— Start Material provided —

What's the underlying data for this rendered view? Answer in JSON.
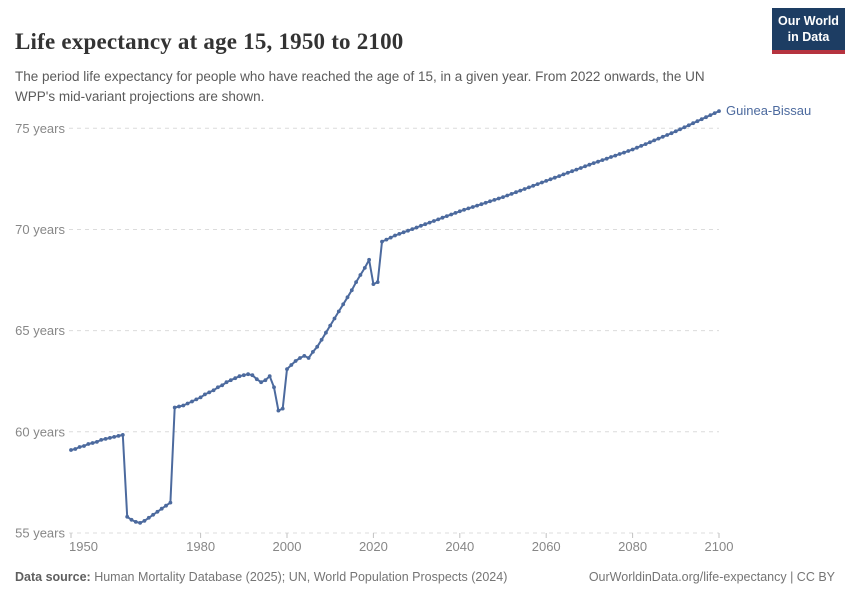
{
  "header": {
    "title": "Life expectancy at age 15, 1950 to 2100",
    "subtitle": "The period life expectancy for people who have reached the age of 15, in a given year. From 2022 onwards, the UN WPP's mid-variant projections are shown.",
    "logo": {
      "line1": "Our World",
      "line2": "in Data",
      "bg_color": "#1d3d63",
      "accent_color": "#b5333f"
    }
  },
  "chart_data": {
    "type": "line",
    "title": "Life expectancy at age 15, 1950 to 2100",
    "xlabel": "",
    "ylabel": "",
    "xlim": [
      1950,
      2100
    ],
    "ylim": [
      55,
      76.2
    ],
    "grid": "horizontal-dashed",
    "legend_position": "end-of-line-label",
    "x_ticks": [
      1950,
      1980,
      2000,
      2020,
      2040,
      2060,
      2080,
      2100
    ],
    "y_ticks": [
      55,
      60,
      65,
      70,
      75
    ],
    "y_tick_suffix": " years",
    "projection_note": "Values from 2022 onwards are UN WPP mid-variant projections",
    "series": [
      {
        "name": "Guinea-Bissau",
        "color": "#4c6a9e",
        "x": [
          1950,
          1951,
          1952,
          1953,
          1954,
          1955,
          1956,
          1957,
          1958,
          1959,
          1960,
          1961,
          1962,
          1963,
          1964,
          1965,
          1966,
          1967,
          1968,
          1969,
          1970,
          1971,
          1972,
          1973,
          1974,
          1975,
          1976,
          1977,
          1978,
          1979,
          1980,
          1981,
          1982,
          1983,
          1984,
          1985,
          1986,
          1987,
          1988,
          1989,
          1990,
          1991,
          1992,
          1993,
          1994,
          1995,
          1996,
          1997,
          1998,
          1999,
          2000,
          2001,
          2002,
          2003,
          2004,
          2005,
          2006,
          2007,
          2008,
          2009,
          2010,
          2011,
          2012,
          2013,
          2014,
          2015,
          2016,
          2017,
          2018,
          2019,
          2020,
          2021,
          2022,
          2023,
          2024,
          2025,
          2026,
          2027,
          2028,
          2029,
          2030,
          2031,
          2032,
          2033,
          2034,
          2035,
          2036,
          2037,
          2038,
          2039,
          2040,
          2041,
          2042,
          2043,
          2044,
          2045,
          2046,
          2047,
          2048,
          2049,
          2050,
          2051,
          2052,
          2053,
          2054,
          2055,
          2056,
          2057,
          2058,
          2059,
          2060,
          2061,
          2062,
          2063,
          2064,
          2065,
          2066,
          2067,
          2068,
          2069,
          2070,
          2071,
          2072,
          2073,
          2074,
          2075,
          2076,
          2077,
          2078,
          2079,
          2080,
          2081,
          2082,
          2083,
          2084,
          2085,
          2086,
          2087,
          2088,
          2089,
          2090,
          2091,
          2092,
          2093,
          2094,
          2095,
          2096,
          2097,
          2098,
          2099,
          2100
        ],
        "values": [
          59.1,
          59.15,
          59.25,
          59.3,
          59.4,
          59.45,
          59.5,
          59.6,
          59.65,
          59.7,
          59.75,
          59.8,
          59.85,
          55.8,
          55.65,
          55.55,
          55.5,
          55.6,
          55.75,
          55.9,
          56.05,
          56.2,
          56.35,
          56.5,
          61.2,
          61.25,
          61.3,
          61.4,
          61.5,
          61.6,
          61.7,
          61.85,
          61.95,
          62.05,
          62.2,
          62.3,
          62.45,
          62.55,
          62.65,
          62.75,
          62.8,
          62.85,
          62.8,
          62.6,
          62.45,
          62.55,
          62.75,
          62.2,
          61.05,
          61.15,
          63.1,
          63.3,
          63.5,
          63.65,
          63.75,
          63.65,
          63.95,
          64.2,
          64.55,
          64.9,
          65.25,
          65.6,
          65.95,
          66.3,
          66.65,
          67.0,
          67.4,
          67.75,
          68.1,
          68.5,
          67.3,
          67.4,
          69.4,
          69.5,
          69.6,
          69.7,
          69.78,
          69.86,
          69.94,
          70.02,
          70.1,
          70.18,
          70.26,
          70.34,
          70.42,
          70.5,
          70.58,
          70.66,
          70.74,
          70.82,
          70.9,
          70.97,
          71.04,
          71.11,
          71.18,
          71.25,
          71.32,
          71.39,
          71.46,
          71.53,
          71.6,
          71.68,
          71.76,
          71.84,
          71.92,
          72.0,
          72.08,
          72.16,
          72.24,
          72.32,
          72.4,
          72.48,
          72.56,
          72.64,
          72.72,
          72.8,
          72.88,
          72.96,
          73.04,
          73.12,
          73.2,
          73.28,
          73.35,
          73.43,
          73.5,
          73.58,
          73.65,
          73.73,
          73.8,
          73.88,
          73.95,
          74.04,
          74.13,
          74.22,
          74.31,
          74.4,
          74.49,
          74.58,
          74.67,
          74.76,
          74.85,
          74.95,
          75.05,
          75.15,
          75.25,
          75.35,
          75.45,
          75.55,
          75.65,
          75.75,
          75.85
        ]
      }
    ]
  },
  "footer": {
    "datasource_label": "Data source:",
    "datasource_text": " Human Mortality Database (2025); UN, World Population Prospects (2024)",
    "license_text": "OurWorldinData.org/life-expectancy | CC BY"
  },
  "colors": {
    "line": "#4c6a9e",
    "gridline": "#dcdcdc",
    "tick_text": "#878787",
    "title_text": "#333333",
    "subtitle_text": "#5b5b5b",
    "footer_text": "#757575",
    "logo_navy": "#1d3d63",
    "logo_red": "#b5333f"
  }
}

— End Material provided —

> **Required task**: The material above holds pictures; copy everything else in it exactly.

> **Written response**:
What's the underlying data for this rendered view? Answer in JSON.
{
  "header": {
    "title": "Life expectancy at age 15, 1950 to 2100",
    "subtitle": "The period life expectancy for people who have reached the age of 15, in a given year. From 2022 onwards, the UN WPP's mid-variant projections are shown.",
    "logo": {
      "line1": "Our World",
      "line2": "in Data",
      "bg_color": "#1d3d63",
      "accent_color": "#b5333f"
    }
  },
  "chart_data": {
    "type": "line",
    "title": "Life expectancy at age 15, 1950 to 2100",
    "xlabel": "",
    "ylabel": "",
    "xlim": [
      1950,
      2100
    ],
    "ylim": [
      55,
      76.2
    ],
    "grid": "horizontal-dashed",
    "legend_position": "end-of-line-label",
    "x_ticks": [
      1950,
      1980,
      2000,
      2020,
      2040,
      2060,
      2080,
      2100
    ],
    "y_ticks": [
      55,
      60,
      65,
      70,
      75
    ],
    "y_tick_suffix": " years",
    "projection_note": "Values from 2022 onwards are UN WPP mid-variant projections",
    "series": [
      {
        "name": "Guinea-Bissau",
        "color": "#4c6a9e",
        "x": [
          1950,
          1951,
          1952,
          1953,
          1954,
          1955,
          1956,
          1957,
          1958,
          1959,
          1960,
          1961,
          1962,
          1963,
          1964,
          1965,
          1966,
          1967,
          1968,
          1969,
          1970,
          1971,
          1972,
          1973,
          1974,
          1975,
          1976,
          1977,
          1978,
          1979,
          1980,
          1981,
          1982,
          1983,
          1984,
          1985,
          1986,
          1987,
          1988,
          1989,
          1990,
          1991,
          1992,
          1993,
          1994,
          1995,
          1996,
          1997,
          1998,
          1999,
          2000,
          2001,
          2002,
          2003,
          2004,
          2005,
          2006,
          2007,
          2008,
          2009,
          2010,
          2011,
          2012,
          2013,
          2014,
          2015,
          2016,
          2017,
          2018,
          2019,
          2020,
          2021,
          2022,
          2023,
          2024,
          2025,
          2026,
          2027,
          2028,
          2029,
          2030,
          2031,
          2032,
          2033,
          2034,
          2035,
          2036,
          2037,
          2038,
          2039,
          2040,
          2041,
          2042,
          2043,
          2044,
          2045,
          2046,
          2047,
          2048,
          2049,
          2050,
          2051,
          2052,
          2053,
          2054,
          2055,
          2056,
          2057,
          2058,
          2059,
          2060,
          2061,
          2062,
          2063,
          2064,
          2065,
          2066,
          2067,
          2068,
          2069,
          2070,
          2071,
          2072,
          2073,
          2074,
          2075,
          2076,
          2077,
          2078,
          2079,
          2080,
          2081,
          2082,
          2083,
          2084,
          2085,
          2086,
          2087,
          2088,
          2089,
          2090,
          2091,
          2092,
          2093,
          2094,
          2095,
          2096,
          2097,
          2098,
          2099,
          2100
        ],
        "values": [
          59.1,
          59.15,
          59.25,
          59.3,
          59.4,
          59.45,
          59.5,
          59.6,
          59.65,
          59.7,
          59.75,
          59.8,
          59.85,
          55.8,
          55.65,
          55.55,
          55.5,
          55.6,
          55.75,
          55.9,
          56.05,
          56.2,
          56.35,
          56.5,
          61.2,
          61.25,
          61.3,
          61.4,
          61.5,
          61.6,
          61.7,
          61.85,
          61.95,
          62.05,
          62.2,
          62.3,
          62.45,
          62.55,
          62.65,
          62.75,
          62.8,
          62.85,
          62.8,
          62.6,
          62.45,
          62.55,
          62.75,
          62.2,
          61.05,
          61.15,
          63.1,
          63.3,
          63.5,
          63.65,
          63.75,
          63.65,
          63.95,
          64.2,
          64.55,
          64.9,
          65.25,
          65.6,
          65.95,
          66.3,
          66.65,
          67.0,
          67.4,
          67.75,
          68.1,
          68.5,
          67.3,
          67.4,
          69.4,
          69.5,
          69.6,
          69.7,
          69.78,
          69.86,
          69.94,
          70.02,
          70.1,
          70.18,
          70.26,
          70.34,
          70.42,
          70.5,
          70.58,
          70.66,
          70.74,
          70.82,
          70.9,
          70.97,
          71.04,
          71.11,
          71.18,
          71.25,
          71.32,
          71.39,
          71.46,
          71.53,
          71.6,
          71.68,
          71.76,
          71.84,
          71.92,
          72.0,
          72.08,
          72.16,
          72.24,
          72.32,
          72.4,
          72.48,
          72.56,
          72.64,
          72.72,
          72.8,
          72.88,
          72.96,
          73.04,
          73.12,
          73.2,
          73.28,
          73.35,
          73.43,
          73.5,
          73.58,
          73.65,
          73.73,
          73.8,
          73.88,
          73.95,
          74.04,
          74.13,
          74.22,
          74.31,
          74.4,
          74.49,
          74.58,
          74.67,
          74.76,
          74.85,
          74.95,
          75.05,
          75.15,
          75.25,
          75.35,
          75.45,
          75.55,
          75.65,
          75.75,
          75.85
        ]
      }
    ]
  },
  "footer": {
    "datasource_label": "Data source:",
    "datasource_text": " Human Mortality Database (2025); UN, World Population Prospects (2024)",
    "license_text": "OurWorldinData.org/life-expectancy | CC BY"
  },
  "colors": {
    "line": "#4c6a9e",
    "gridline": "#dcdcdc",
    "tick_text": "#878787",
    "title_text": "#333333",
    "subtitle_text": "#5b5b5b",
    "footer_text": "#757575",
    "logo_navy": "#1d3d63",
    "logo_red": "#b5333f"
  }
}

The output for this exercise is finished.